» THE PROBLEM
Output the material below unchanged, apart from leaving out the pictures.

---

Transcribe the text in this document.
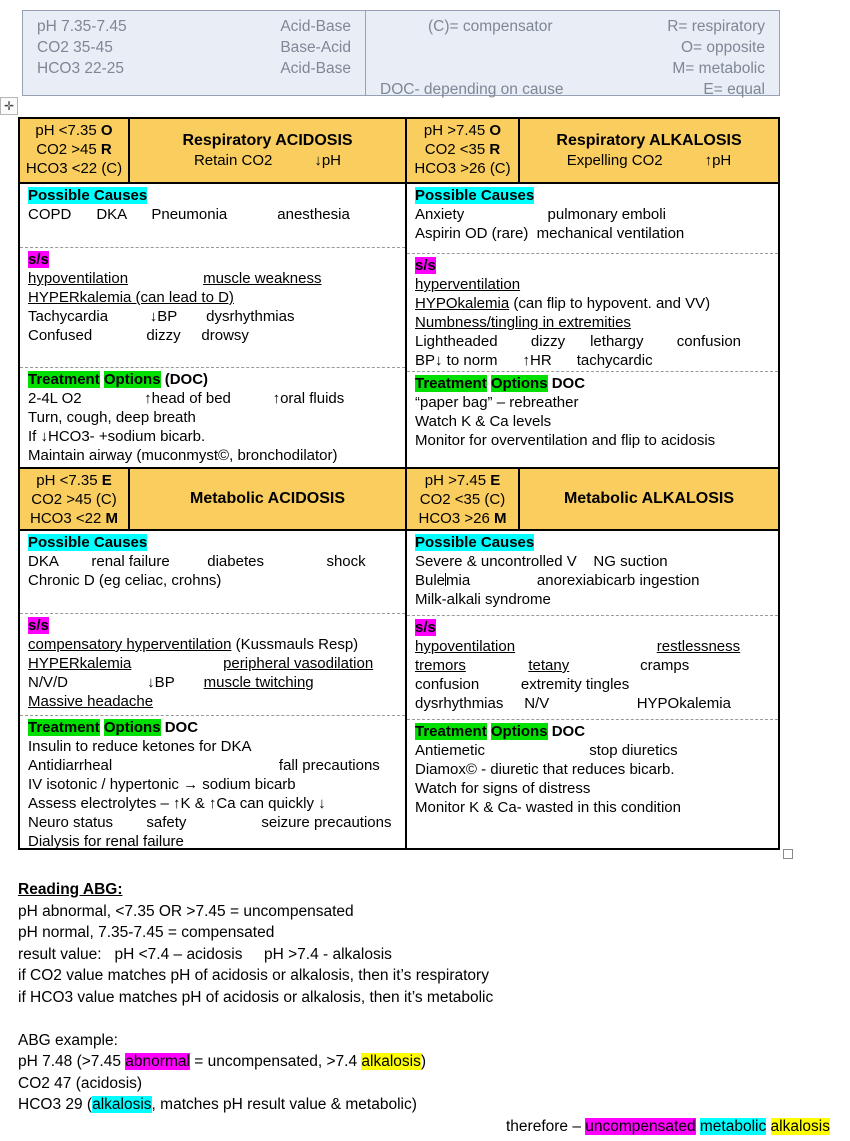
pH 7.35-7.45	Acid-Base
CO2 35-45	Base-Acid
HCO3 22-25	Acid-Base
(C)= compensator	R= respiratory
O= opposite
M= metabolic
DOC- depending on cause	E= equal
✛
pH <7.35 O
CO2 >45 R
HCO3 <22 (C)
Respiratory ACIDOSIS
Retain CO2	↓pH
Possible Causes
COPD      DKA      Pneumonia            anesthesia
s/s
hypoventilation	muscle weakness
HYPERkalemia (can lead to D)
Tachycardia          ↓BP       dysrhythmias
Confused             dizzy     drowsy
Treatment Options (DOC)
2-4L O2               ↑head of bed          ↑oral fluids
Turn, cough, deep breath
If ↓HCO3- +sodium bicarb.
Maintain airway (muconmyst©, bronchodilator)
pH <7.35 E
CO2 >45 (C)
HCO3 <22 M
Metabolic ACIDOSIS
Possible Causes
DKA        renal failure         diabetes               shock
Chronic D (eg celiac, crohns)
s/s
compensatory hyperventilation (Kussmauls Resp)
HYPERkalemia	peripheral vasodilation
N/V/D                   ↓BP       muscle twitching
Massive headache
Treatment Options DOC
Insulin to reduce ketones for DKA
Antidiarrheal                                        fall precautions
IV isotonic / hypertonic → sodium bicarb
Assess electrolytes – ↑K & ↑Ca can quickly ↓
Neuro status        safety                  seizure precautions
Dialysis for renal failure
pH >7.45 O
CO2 <35 R
HCO3 >26 (C)
Respiratory ALKALOSIS
Expelling CO2	↑pH
Possible Causes
Anxiety                    pulmonary emboli
Aspirin OD (rare)  mechanical ventilation
s/s
hyperventilation
HYPOkalemia (can flip to hypovent. and VV)
Numbness/tingling in extremities
Lightheaded        dizzy      lethargy        confusion
BP↓ to norm      ↑HR      tachycardic
Treatment Options DOC
“paper bag” – rebreather
Watch K & Ca levels
Monitor for overventilation and flip to acidosis
pH >7.45 E
CO2 <35 (C)
HCO3 >26 M
Metabolic ALKALOSIS
Possible Causes
Severe & uncontrolled V    NG suction
Bulemia                anorexiabicarb ingestion
Milk-alkali syndrome
s/s
hypoventilation	restlessness
tremors	tetany	cramps
confusion          extremity tingles
dysrhythmias     N/V                     HYPOkalemia
Treatment Options DOC
Antiemetic                         stop diuretics
Diamox© - diuretic that reduces bicarb.
Watch for signs of distress
Monitor K & Ca- wasted in this condition
Reading ABG:
pH abnormal, <7.35 OR >7.45 = uncompensated
pH normal, 7.35-7.45 = compensated
result value:   pH <7.4 – acidosis     pH >7.4 - alkalosis
if CO2 value matches pH of acidosis or alkalosis, then it’s respiratory
if HCO3 value matches pH of acidosis or alkalosis, then it’s metabolic
ABG example:
pH 7.48 (>7.45 abnormal = uncompensated, >7.4 alkalosis)
CO2 47 (acidosis)
HCO3 29 (alkalosis, matches pH result value & metabolic)
therefore – uncompensated metabolic alkalosis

---

» REPLY
Transcribe the text in this document.
pH 7.35-7.45	Acid-Base
CO2 35-45	Base-Acid
HCO3 22-25	Acid-Base
(C)= compensator	R= respiratory
O= opposite
M= metabolic
DOC- depending on cause	E= equal
✛
pH <7.35 O
CO2 >45 R
HCO3 <22 (C)
Respiratory ACIDOSIS
Retain CO2	↓pH
Possible Causes
COPD      DKA      Pneumonia            anesthesia
s/s
hypoventilation	muscle weakness
HYPERkalemia (can lead to D)
Tachycardia          ↓BP       dysrhythmias
Confused             dizzy     drowsy
Treatment Options (DOC)
2-4L O2               ↑head of bed          ↑oral fluids
Turn, cough, deep breath
If ↓HCO3- +sodium bicarb.
Maintain airway (muconmyst©, bronchodilator)
pH <7.35 E
CO2 >45 (C)
HCO3 <22 M
Metabolic ACIDOSIS
Possible Causes
DKA        renal failure         diabetes               shock
Chronic D (eg celiac, crohns)
s/s
compensatory hyperventilation (Kussmauls Resp)
HYPERkalemia	peripheral vasodilation
N/V/D                   ↓BP       muscle twitching
Massive headache
Treatment Options DOC
Insulin to reduce ketones for DKA
Antidiarrheal                                        fall precautions
IV isotonic / hypertonic → sodium bicarb
Assess electrolytes – ↑K & ↑Ca can quickly ↓
Neuro status        safety                  seizure precautions
Dialysis for renal failure
pH >7.45 O
CO2 <35 R
HCO3 >26 (C)
Respiratory ALKALOSIS
Expelling CO2	↑pH
Possible Causes
Anxiety                    pulmonary emboli
Aspirin OD (rare)  mechanical ventilation
s/s
hyperventilation
HYPOkalemia (can flip to hypovent. and VV)
Numbness/tingling in extremities
Lightheaded        dizzy      lethargy        confusion
BP↓ to norm      ↑HR      tachycardic
Treatment Options DOC
“paper bag” – rebreather
Watch K & Ca levels
Monitor for overventilation and flip to acidosis
pH >7.45 E
CO2 <35 (C)
HCO3 >26 M
Metabolic ALKALOSIS
Possible Causes
Severe & uncontrolled V    NG suction
Bulemia                anorexiabicarb ingestion
Milk-alkali syndrome
s/s
hypoventilation	restlessness
tremors	tetany	cramps
confusion          extremity tingles
dysrhythmias     N/V                     HYPOkalemia
Treatment Options DOC
Antiemetic                         stop diuretics
Diamox© - diuretic that reduces bicarb.
Watch for signs of distress
Monitor K & Ca- wasted in this condition
Reading ABG:
pH abnormal, <7.35 OR >7.45 = uncompensated
pH normal, 7.35-7.45 = compensated
result value:   pH <7.4 – acidosis     pH >7.4 - alkalosis
if CO2 value matches pH of acidosis or alkalosis, then it’s respiratory
if HCO3 value matches pH of acidosis or alkalosis, then it’s metabolic
ABG example:
pH 7.48 (>7.45 abnormal = uncompensated, >7.4 alkalosis)
CO2 47 (acidosis)
HCO3 29 (alkalosis, matches pH result value & metabolic)
therefore – uncompensated metabolic alkalosis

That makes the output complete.